- INSTRUCTION: Each line of the material must be returned exactly.
■ ■ ■ ■
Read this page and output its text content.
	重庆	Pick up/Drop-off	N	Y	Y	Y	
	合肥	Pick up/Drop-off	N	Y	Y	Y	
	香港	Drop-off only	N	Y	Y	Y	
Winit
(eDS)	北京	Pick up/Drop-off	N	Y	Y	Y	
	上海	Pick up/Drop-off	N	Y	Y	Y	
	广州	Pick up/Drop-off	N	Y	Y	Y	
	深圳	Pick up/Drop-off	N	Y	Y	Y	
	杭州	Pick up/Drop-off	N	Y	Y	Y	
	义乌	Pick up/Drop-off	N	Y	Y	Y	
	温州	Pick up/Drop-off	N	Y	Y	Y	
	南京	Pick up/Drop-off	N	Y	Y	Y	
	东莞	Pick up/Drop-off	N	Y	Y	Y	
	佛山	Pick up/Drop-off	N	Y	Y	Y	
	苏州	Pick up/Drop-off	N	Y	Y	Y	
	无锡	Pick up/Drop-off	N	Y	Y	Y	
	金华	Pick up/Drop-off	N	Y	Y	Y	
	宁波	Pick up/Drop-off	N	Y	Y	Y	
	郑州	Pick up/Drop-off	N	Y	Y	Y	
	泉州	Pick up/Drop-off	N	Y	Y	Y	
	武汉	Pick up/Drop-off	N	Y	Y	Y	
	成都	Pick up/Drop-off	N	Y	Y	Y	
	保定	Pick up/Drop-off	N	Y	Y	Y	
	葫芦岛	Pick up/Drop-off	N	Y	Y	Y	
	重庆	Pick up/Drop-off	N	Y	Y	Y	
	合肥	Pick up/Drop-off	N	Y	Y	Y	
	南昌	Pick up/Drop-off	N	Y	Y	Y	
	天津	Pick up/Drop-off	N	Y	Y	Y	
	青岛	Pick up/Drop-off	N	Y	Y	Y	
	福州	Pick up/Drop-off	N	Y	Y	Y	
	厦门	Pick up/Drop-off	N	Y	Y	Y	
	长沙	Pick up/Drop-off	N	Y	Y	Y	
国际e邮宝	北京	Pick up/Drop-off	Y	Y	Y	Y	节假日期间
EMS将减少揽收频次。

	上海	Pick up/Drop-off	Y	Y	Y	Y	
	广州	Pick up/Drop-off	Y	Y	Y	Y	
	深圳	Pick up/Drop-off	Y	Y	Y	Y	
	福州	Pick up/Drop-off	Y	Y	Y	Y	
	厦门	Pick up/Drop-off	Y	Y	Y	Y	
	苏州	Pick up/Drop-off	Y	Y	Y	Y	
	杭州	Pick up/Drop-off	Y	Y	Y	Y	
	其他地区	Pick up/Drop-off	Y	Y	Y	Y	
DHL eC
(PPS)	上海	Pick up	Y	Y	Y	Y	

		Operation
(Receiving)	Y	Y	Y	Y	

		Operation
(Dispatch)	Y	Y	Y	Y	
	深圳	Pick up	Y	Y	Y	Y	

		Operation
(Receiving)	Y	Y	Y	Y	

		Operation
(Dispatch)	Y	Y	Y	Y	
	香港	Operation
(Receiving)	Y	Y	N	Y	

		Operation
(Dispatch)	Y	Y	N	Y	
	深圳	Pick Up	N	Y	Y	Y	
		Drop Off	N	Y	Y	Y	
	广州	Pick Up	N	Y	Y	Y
■ ■ ■ ■
- ANSWER TO THIS TASK:
Read this page and output its text content.
	重庆	Pick up/Drop-off	N	Y	Y	Y	
	合肥	Pick up/Drop-off	N	Y	Y	Y	
	香港	Drop-off only	N	Y	Y	Y	
Winit
(eDS)	北京	Pick up/Drop-off	N	Y	Y	Y	
	上海	Pick up/Drop-off	N	Y	Y	Y	
	广州	Pick up/Drop-off	N	Y	Y	Y	
	深圳	Pick up/Drop-off	N	Y	Y	Y	
	杭州	Pick up/Drop-off	N	Y	Y	Y	
	义乌	Pick up/Drop-off	N	Y	Y	Y	
	温州	Pick up/Drop-off	N	Y	Y	Y	
	南京	Pick up/Drop-off	N	Y	Y	Y	
	东莞	Pick up/Drop-off	N	Y	Y	Y	
	佛山	Pick up/Drop-off	N	Y	Y	Y	
	苏州	Pick up/Drop-off	N	Y	Y	Y	
	无锡	Pick up/Drop-off	N	Y	Y	Y	
	金华	Pick up/Drop-off	N	Y	Y	Y	
	宁波	Pick up/Drop-off	N	Y	Y	Y	
	郑州	Pick up/Drop-off	N	Y	Y	Y	
	泉州	Pick up/Drop-off	N	Y	Y	Y	
	武汉	Pick up/Drop-off	N	Y	Y	Y	
	成都	Pick up/Drop-off	N	Y	Y	Y	
	保定	Pick up/Drop-off	N	Y	Y	Y	
	葫芦岛	Pick up/Drop-off	N	Y	Y	Y	
	重庆	Pick up/Drop-off	N	Y	Y	Y	
	合肥	Pick up/Drop-off	N	Y	Y	Y	
	南昌	Pick up/Drop-off	N	Y	Y	Y	
	天津	Pick up/Drop-off	N	Y	Y	Y	
	青岛	Pick up/Drop-off	N	Y	Y	Y	
	福州	Pick up/Drop-off	N	Y	Y	Y	
	厦门	Pick up/Drop-off	N	Y	Y	Y	
	长沙	Pick up/Drop-off	N	Y	Y	Y	
国际e邮宝	北京	Pick up/Drop-off	Y	Y	Y	Y	节假日期间
EMS将减少揽收频次。

	上海	Pick up/Drop-off	Y	Y	Y	Y	
	广州	Pick up/Drop-off	Y	Y	Y	Y	
	深圳	Pick up/Drop-off	Y	Y	Y	Y	
	福州	Pick up/Drop-off	Y	Y	Y	Y	
	厦门	Pick up/Drop-off	Y	Y	Y	Y	
	苏州	Pick up/Drop-off	Y	Y	Y	Y	
	杭州	Pick up/Drop-off	Y	Y	Y	Y	
	其他地区	Pick up/Drop-off	Y	Y	Y	Y	
DHL eC
(PPS)	上海	Pick up	Y	Y	Y	Y	

		Operation
(Receiving)	Y	Y	Y	Y	

		Operation
(Dispatch)	Y	Y	Y	Y	
	深圳	Pick up	Y	Y	Y	Y	

		Operation
(Receiving)	Y	Y	Y	Y	

		Operation
(Dispatch)	Y	Y	Y	Y	
	香港	Operation
(Receiving)	Y	Y	N	Y	

		Operation
(Dispatch)	Y	Y	N	Y	
	深圳	Pick Up	N	Y	Y	Y	
		Drop Off	N	Y	Y	Y	
	广州	Pick Up	N	Y	Y	Y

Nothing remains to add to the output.